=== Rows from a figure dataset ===
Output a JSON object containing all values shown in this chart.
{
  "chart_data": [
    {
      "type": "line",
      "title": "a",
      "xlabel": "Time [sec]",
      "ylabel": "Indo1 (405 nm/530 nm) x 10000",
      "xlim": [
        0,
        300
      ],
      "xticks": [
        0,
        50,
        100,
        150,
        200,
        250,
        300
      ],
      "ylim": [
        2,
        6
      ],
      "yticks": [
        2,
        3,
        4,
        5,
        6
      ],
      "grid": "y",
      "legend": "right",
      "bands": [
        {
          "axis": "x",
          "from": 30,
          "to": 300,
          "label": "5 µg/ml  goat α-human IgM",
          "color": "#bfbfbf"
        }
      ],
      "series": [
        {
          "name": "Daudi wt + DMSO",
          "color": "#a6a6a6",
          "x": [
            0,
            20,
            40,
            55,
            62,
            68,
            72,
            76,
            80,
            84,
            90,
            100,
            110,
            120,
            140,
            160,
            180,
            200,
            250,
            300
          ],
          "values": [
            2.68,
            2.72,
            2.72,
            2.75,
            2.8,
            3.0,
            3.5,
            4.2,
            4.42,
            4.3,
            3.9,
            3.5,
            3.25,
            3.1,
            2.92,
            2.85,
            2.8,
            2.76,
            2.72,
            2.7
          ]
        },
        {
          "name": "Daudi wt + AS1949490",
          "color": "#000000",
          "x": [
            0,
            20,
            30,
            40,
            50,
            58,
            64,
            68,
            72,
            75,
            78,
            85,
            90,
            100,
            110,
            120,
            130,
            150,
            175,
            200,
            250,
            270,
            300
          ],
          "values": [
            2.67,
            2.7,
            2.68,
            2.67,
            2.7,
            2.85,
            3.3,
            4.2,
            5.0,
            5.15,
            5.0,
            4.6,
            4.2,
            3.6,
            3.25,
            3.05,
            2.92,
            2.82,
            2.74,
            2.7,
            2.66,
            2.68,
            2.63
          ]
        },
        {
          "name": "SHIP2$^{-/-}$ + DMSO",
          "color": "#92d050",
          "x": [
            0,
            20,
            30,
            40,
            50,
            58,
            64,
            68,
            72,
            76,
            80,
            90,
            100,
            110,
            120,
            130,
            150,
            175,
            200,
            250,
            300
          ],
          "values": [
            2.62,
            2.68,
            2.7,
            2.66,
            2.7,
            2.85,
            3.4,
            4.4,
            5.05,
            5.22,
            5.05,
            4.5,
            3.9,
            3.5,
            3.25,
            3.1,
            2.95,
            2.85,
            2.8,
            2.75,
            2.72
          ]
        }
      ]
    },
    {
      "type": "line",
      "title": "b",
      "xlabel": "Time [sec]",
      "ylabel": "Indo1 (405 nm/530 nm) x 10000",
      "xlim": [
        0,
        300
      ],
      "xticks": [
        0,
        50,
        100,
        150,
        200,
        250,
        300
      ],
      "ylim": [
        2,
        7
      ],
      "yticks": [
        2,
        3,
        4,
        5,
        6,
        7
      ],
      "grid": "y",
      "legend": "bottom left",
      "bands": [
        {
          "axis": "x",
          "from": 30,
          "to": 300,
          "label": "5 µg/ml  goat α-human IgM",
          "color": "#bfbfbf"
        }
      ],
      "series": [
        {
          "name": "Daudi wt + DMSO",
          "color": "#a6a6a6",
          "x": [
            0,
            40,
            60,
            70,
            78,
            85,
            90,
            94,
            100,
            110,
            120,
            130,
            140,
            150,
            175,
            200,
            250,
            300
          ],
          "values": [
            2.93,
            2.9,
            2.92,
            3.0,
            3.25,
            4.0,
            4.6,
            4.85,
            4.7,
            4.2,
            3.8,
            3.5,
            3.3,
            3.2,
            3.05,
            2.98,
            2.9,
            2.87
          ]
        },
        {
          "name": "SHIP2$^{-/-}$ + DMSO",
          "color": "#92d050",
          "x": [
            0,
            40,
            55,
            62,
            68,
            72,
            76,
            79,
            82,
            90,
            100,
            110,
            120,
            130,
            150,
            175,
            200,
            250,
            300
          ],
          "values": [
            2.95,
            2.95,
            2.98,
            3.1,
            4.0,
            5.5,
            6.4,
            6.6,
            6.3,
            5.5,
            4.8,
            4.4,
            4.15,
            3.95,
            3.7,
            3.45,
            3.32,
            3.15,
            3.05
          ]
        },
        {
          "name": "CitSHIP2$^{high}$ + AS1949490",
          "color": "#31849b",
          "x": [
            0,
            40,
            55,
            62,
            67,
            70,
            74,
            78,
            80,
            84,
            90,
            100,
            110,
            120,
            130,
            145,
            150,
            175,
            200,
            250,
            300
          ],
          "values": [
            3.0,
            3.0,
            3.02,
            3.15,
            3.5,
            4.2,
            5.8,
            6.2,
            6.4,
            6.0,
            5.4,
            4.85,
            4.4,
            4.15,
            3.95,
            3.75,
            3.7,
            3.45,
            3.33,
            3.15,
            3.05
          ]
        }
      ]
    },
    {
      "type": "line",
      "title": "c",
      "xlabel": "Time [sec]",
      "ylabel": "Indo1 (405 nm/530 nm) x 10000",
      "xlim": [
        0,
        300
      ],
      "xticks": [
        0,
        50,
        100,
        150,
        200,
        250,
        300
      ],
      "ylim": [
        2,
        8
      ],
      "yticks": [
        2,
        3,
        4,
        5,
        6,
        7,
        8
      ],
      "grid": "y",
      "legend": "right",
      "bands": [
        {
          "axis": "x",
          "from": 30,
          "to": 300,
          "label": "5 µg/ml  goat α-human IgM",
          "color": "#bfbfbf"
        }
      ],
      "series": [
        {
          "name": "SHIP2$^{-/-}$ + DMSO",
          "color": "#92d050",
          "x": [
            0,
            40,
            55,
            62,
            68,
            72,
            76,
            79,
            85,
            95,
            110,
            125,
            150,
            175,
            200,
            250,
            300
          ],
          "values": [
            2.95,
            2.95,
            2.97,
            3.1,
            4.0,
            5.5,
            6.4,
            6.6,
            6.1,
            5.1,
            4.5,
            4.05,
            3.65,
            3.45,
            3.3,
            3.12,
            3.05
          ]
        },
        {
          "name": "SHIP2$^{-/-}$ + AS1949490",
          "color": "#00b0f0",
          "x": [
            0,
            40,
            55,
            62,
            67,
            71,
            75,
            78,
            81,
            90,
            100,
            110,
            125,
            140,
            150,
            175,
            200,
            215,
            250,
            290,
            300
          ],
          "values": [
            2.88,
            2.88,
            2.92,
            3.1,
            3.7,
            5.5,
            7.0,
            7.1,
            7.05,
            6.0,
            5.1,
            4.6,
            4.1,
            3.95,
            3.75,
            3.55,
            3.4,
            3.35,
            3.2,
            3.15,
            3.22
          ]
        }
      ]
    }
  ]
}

=== What you are asked to do ===
Your task is to transcribe the listing above in full, exactly as given.

=== Complete response ===
Output a JSON object containing all values shown in this chart.
{
  "chart_data": [
    {
      "type": "line",
      "title": "a",
      "xlabel": "Time [sec]",
      "ylabel": "Indo1 (405 nm/530 nm) x 10000",
      "xlim": [
        0,
        300
      ],
      "xticks": [
        0,
        50,
        100,
        150,
        200,
        250,
        300
      ],
      "ylim": [
        2,
        6
      ],
      "yticks": [
        2,
        3,
        4,
        5,
        6
      ],
      "grid": "y",
      "legend": "right",
      "bands": [
        {
          "axis": "x",
          "from": 30,
          "to": 300,
          "label": "5 µg/ml  goat α-human IgM",
          "color": "#bfbfbf"
        }
      ],
      "series": [
        {
          "name": "Daudi wt + DMSO",
          "color": "#a6a6a6",
          "x": [
            0,
            20,
            40,
            55,
            62,
            68,
            72,
            76,
            80,
            84,
            90,
            100,
            110,
            120,
            140,
            160,
            180,
            200,
            250,
            300
          ],
          "values": [
            2.68,
            2.72,
            2.72,
            2.75,
            2.8,
            3.0,
            3.5,
            4.2,
            4.42,
            4.3,
            3.9,
            3.5,
            3.25,
            3.1,
            2.92,
            2.85,
            2.8,
            2.76,
            2.72,
            2.7
          ]
        },
        {
          "name": "Daudi wt + AS1949490",
          "color": "#000000",
          "x": [
            0,
            20,
            30,
            40,
            50,
            58,
            64,
            68,
            72,
            75,
            78,
            85,
            90,
            100,
            110,
            120,
            130,
            150,
            175,
            200,
            250,
            270,
            300
          ],
          "values": [
            2.67,
            2.7,
            2.68,
            2.67,
            2.7,
            2.85,
            3.3,
            4.2,
            5.0,
            5.15,
            5.0,
            4.6,
            4.2,
            3.6,
            3.25,
            3.05,
            2.92,
            2.82,
            2.74,
            2.7,
            2.66,
            2.68,
            2.63
          ]
        },
        {
          "name": "SHIP2$^{-/-}$ + DMSO",
          "color": "#92d050",
          "x": [
            0,
            20,
            30,
            40,
            50,
            58,
            64,
            68,
            72,
            76,
            80,
            90,
            100,
            110,
            120,
            130,
            150,
            175,
            200,
            250,
            300
          ],
          "values": [
            2.62,
            2.68,
            2.7,
            2.66,
            2.7,
            2.85,
            3.4,
            4.4,
            5.05,
            5.22,
            5.05,
            4.5,
            3.9,
            3.5,
            3.25,
            3.1,
            2.95,
            2.85,
            2.8,
            2.75,
            2.72
          ]
        }
      ]
    },
    {
      "type": "line",
      "title": "b",
      "xlabel": "Time [sec]",
      "ylabel": "Indo1 (405 nm/530 nm) x 10000",
      "xlim": [
        0,
        300
      ],
      "xticks": [
        0,
        50,
        100,
        150,
        200,
        250,
        300
      ],
      "ylim": [
        2,
        7
      ],
      "yticks": [
        2,
        3,
        4,
        5,
        6,
        7
      ],
      "grid": "y",
      "legend": "bottom left",
      "bands": [
        {
          "axis": "x",
          "from": 30,
          "to": 300,
          "label": "5 µg/ml  goat α-human IgM",
          "color": "#bfbfbf"
        }
      ],
      "series": [
        {
          "name": "Daudi wt + DMSO",
          "color": "#a6a6a6",
          "x": [
            0,
            40,
            60,
            70,
            78,
            85,
            90,
            94,
            100,
            110,
            120,
            130,
            140,
            150,
            175,
            200,
            250,
            300
          ],
          "values": [
            2.93,
            2.9,
            2.92,
            3.0,
            3.25,
            4.0,
            4.6,
            4.85,
            4.7,
            4.2,
            3.8,
            3.5,
            3.3,
            3.2,
            3.05,
            2.98,
            2.9,
            2.87
          ]
        },
        {
          "name": "SHIP2$^{-/-}$ + DMSO",
          "color": "#92d050",
          "x": [
            0,
            40,
            55,
            62,
            68,
            72,
            76,
            79,
            82,
            90,
            100,
            110,
            120,
            130,
            150,
            175,
            200,
            250,
            300
          ],
          "values": [
            2.95,
            2.95,
            2.98,
            3.1,
            4.0,
            5.5,
            6.4,
            6.6,
            6.3,
            5.5,
            4.8,
            4.4,
            4.15,
            3.95,
            3.7,
            3.45,
            3.32,
            3.15,
            3.05
          ]
        },
        {
          "name": "CitSHIP2$^{high}$ + AS1949490",
          "color": "#31849b",
          "x": [
            0,
            40,
            55,
            62,
            67,
            70,
            74,
            78,
            80,
            84,
            90,
            100,
            110,
            120,
            130,
            145,
            150,
            175,
            200,
            250,
            300
          ],
          "values": [
            3.0,
            3.0,
            3.02,
            3.15,
            3.5,
            4.2,
            5.8,
            6.2,
            6.4,
            6.0,
            5.4,
            4.85,
            4.4,
            4.15,
            3.95,
            3.75,
            3.7,
            3.45,
            3.33,
            3.15,
            3.05
          ]
        }
      ]
    },
    {
      "type": "line",
      "title": "c",
      "xlabel": "Time [sec]",
      "ylabel": "Indo1 (405 nm/530 nm) x 10000",
      "xlim": [
        0,
        300
      ],
      "xticks": [
        0,
        50,
        100,
        150,
        200,
        250,
        300
      ],
      "ylim": [
        2,
        8
      ],
      "yticks": [
        2,
        3,
        4,
        5,
        6,
        7,
        8
      ],
      "grid": "y",
      "legend": "right",
      "bands": [
        {
          "axis": "x",
          "from": 30,
          "to": 300,
          "label": "5 µg/ml  goat α-human IgM",
          "color": "#bfbfbf"
        }
      ],
      "series": [
        {
          "name": "SHIP2$^{-/-}$ + DMSO",
          "color": "#92d050",
          "x": [
            0,
            40,
            55,
            62,
            68,
            72,
            76,
            79,
            85,
            95,
            110,
            125,
            150,
            175,
            200,
            250,
            300
          ],
          "values": [
            2.95,
            2.95,
            2.97,
            3.1,
            4.0,
            5.5,
            6.4,
            6.6,
            6.1,
            5.1,
            4.5,
            4.05,
            3.65,
            3.45,
            3.3,
            3.12,
            3.05
          ]
        },
        {
          "name": "SHIP2$^{-/-}$ + AS1949490",
          "color": "#00b0f0",
          "x": [
            0,
            40,
            55,
            62,
            67,
            71,
            75,
            78,
            81,
            90,
            100,
            110,
            125,
            140,
            150,
            175,
            200,
            215,
            250,
            290,
            300
          ],
          "values": [
            2.88,
            2.88,
            2.92,
            3.1,
            3.7,
            5.5,
            7.0,
            7.1,
            7.05,
            6.0,
            5.1,
            4.6,
            4.1,
            3.95,
            3.75,
            3.55,
            3.4,
            3.35,
            3.2,
            3.15,
            3.22
          ]
        }
      ]
    }
  ]
}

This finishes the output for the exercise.